Aim of the task: Where a line holds the word "title", copy that line.

------------------------

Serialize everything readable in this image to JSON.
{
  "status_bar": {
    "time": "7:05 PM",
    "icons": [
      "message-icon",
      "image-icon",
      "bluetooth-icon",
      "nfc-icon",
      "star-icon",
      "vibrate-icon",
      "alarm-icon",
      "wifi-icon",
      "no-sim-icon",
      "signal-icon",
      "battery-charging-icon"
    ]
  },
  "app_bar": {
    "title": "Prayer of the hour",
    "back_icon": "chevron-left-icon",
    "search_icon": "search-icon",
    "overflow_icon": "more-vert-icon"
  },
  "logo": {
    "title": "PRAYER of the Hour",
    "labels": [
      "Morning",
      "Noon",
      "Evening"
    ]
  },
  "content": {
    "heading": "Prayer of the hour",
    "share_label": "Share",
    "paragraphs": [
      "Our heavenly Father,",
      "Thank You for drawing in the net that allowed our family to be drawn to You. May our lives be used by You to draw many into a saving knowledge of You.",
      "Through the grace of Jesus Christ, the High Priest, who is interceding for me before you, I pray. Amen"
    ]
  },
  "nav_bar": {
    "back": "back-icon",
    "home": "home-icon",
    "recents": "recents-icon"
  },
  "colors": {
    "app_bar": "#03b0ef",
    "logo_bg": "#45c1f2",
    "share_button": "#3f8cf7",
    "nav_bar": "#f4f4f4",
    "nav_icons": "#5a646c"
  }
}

------------------------

Exercise output:
    "title": "Prayer of the hour",
    "title": "PRAYER of the Hour",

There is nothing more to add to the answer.